Omit the images, then output each of the records below exactly.
#####
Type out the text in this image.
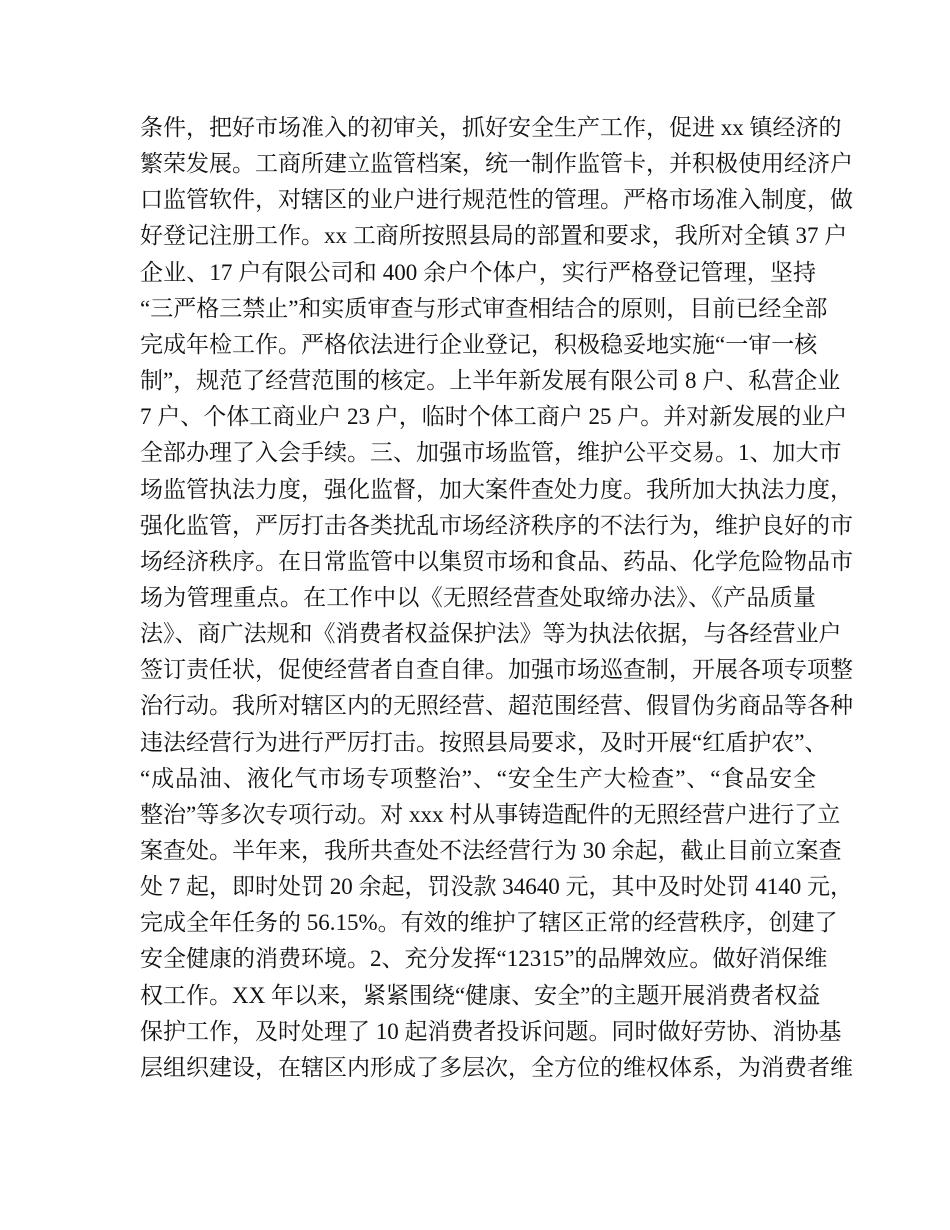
条件，把好市场准入的初审关，抓好安全生产工作，促进 xx 镇经济的
繁荣发展。工商所建立监管档案，统一制作监管卡，并积极使用经济户
口监管软件，对辖区的业户进行规范性的管理。严格市场准入制度，做
好登记注册工作。xx 工商所按照县局的部置和要求，我所对全镇 37 户
企业、17 户有限公司和 400 余户个体户，实行严格登记管理，坚持
“三严格三禁止”和实质审查与形式审查相结合的原则，目前已经全部
完成年检工作。严格依法进行企业登记，积极稳妥地实施“一审一核
制”，规范了经营范围的核定。上半年新发展有限公司 8 户、私营企业
7 户、个体工商业户 23 户，临时个体工商户 25 户。并对新发展的业户
全部办理了入会手续。三、加强市场监管，维护公平交易。1、加大市
场监管执法力度，强化监督，加大案件查处力度。我所加大执法力度，
强化监管，严厉打击各类扰乱市场经济秩序的不法行为，维护良好的市
场经济秩序。在日常监管中以集贸市场和食品、药品、化学危险物品市
场为管理重点。在工作中以《无照经营查处取缔办法》、《产品质量
法》、商广法规和《消费者权益保护法》等为执法依据，与各经营业户
签订责任状，促使经营者自查自律。加强市场巡查制，开展各项专项整
治行动。我所对辖区内的无照经营、超范围经营、假冒伪劣商品等各种
违法经营行为进行严厉打击。按照县局要求，及时开展“红盾护农”、
“成品油、液化气市场专项整治”、“安全生产大检查”、“食品安全
整治”等多次专项行动。对 xxx 村从事铸造配件的无照经营户进行了立
案查处。半年来，我所共查处不法经营行为 30 余起，截止目前立案查
处 7 起，即时处罚 20 余起，罚没款 34640 元，其中及时处罚 4140 元，
完成全年任务的 56.15%。有效的维护了辖区正常的经营秩序，创建了
安全健康的消费环境。2、充分发挥“12315”的品牌效应。做好消保维
权工作。XX 年以来，紧紧围绕“健康、安全”的主题开展消费者权益
保护工作，及时处理了 10 起消费者投诉问题。同时做好劳协、消协基
层组织建设，在辖区内形成了多层次，全方位的维权体系，为消费者维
#####
▸ Output for this exercise:
Type out the text in this image.
条件，把好市场准入的初审关，抓好安全生产工作，促进 xx 镇经济的
繁荣发展。工商所建立监管档案，统一制作监管卡，并积极使用经济户
口监管软件，对辖区的业户进行规范性的管理。严格市场准入制度，做
好登记注册工作。xx 工商所按照县局的部置和要求，我所对全镇 37 户
企业、17 户有限公司和 400 余户个体户，实行严格登记管理，坚持
“三严格三禁止”和实质审查与形式审查相结合的原则，目前已经全部
完成年检工作。严格依法进行企业登记，积极稳妥地实施“一审一核
制”，规范了经营范围的核定。上半年新发展有限公司 8 户、私营企业
7 户、个体工商业户 23 户，临时个体工商户 25 户。并对新发展的业户
全部办理了入会手续。三、加强市场监管，维护公平交易。1、加大市
场监管执法力度，强化监督，加大案件查处力度。我所加大执法力度，
强化监管，严厉打击各类扰乱市场经济秩序的不法行为，维护良好的市
场经济秩序。在日常监管中以集贸市场和食品、药品、化学危险物品市
场为管理重点。在工作中以《无照经营查处取缔办法》、《产品质量
法》、商广法规和《消费者权益保护法》等为执法依据，与各经营业户
签订责任状，促使经营者自查自律。加强市场巡查制，开展各项专项整
治行动。我所对辖区内的无照经营、超范围经营、假冒伪劣商品等各种
违法经营行为进行严厉打击。按照县局要求，及时开展“红盾护农”、
“成品油、液化气市场专项整治”、“安全生产大检查”、“食品安全
整治”等多次专项行动。对 xxx 村从事铸造配件的无照经营户进行了立
案查处。半年来，我所共查处不法经营行为 30 余起，截止目前立案查
处 7 起，即时处罚 20 余起，罚没款 34640 元，其中及时处罚 4140 元，
完成全年任务的 56.15%。有效的维护了辖区正常的经营秩序，创建了
安全健康的消费环境。2、充分发挥“12315”的品牌效应。做好消保维
权工作。XX 年以来，紧紧围绕“健康、安全”的主题开展消费者权益
保护工作，及时处理了 10 起消费者投诉问题。同时做好劳协、消协基
层组织建设，在辖区内形成了多层次，全方位的维权体系，为消费者维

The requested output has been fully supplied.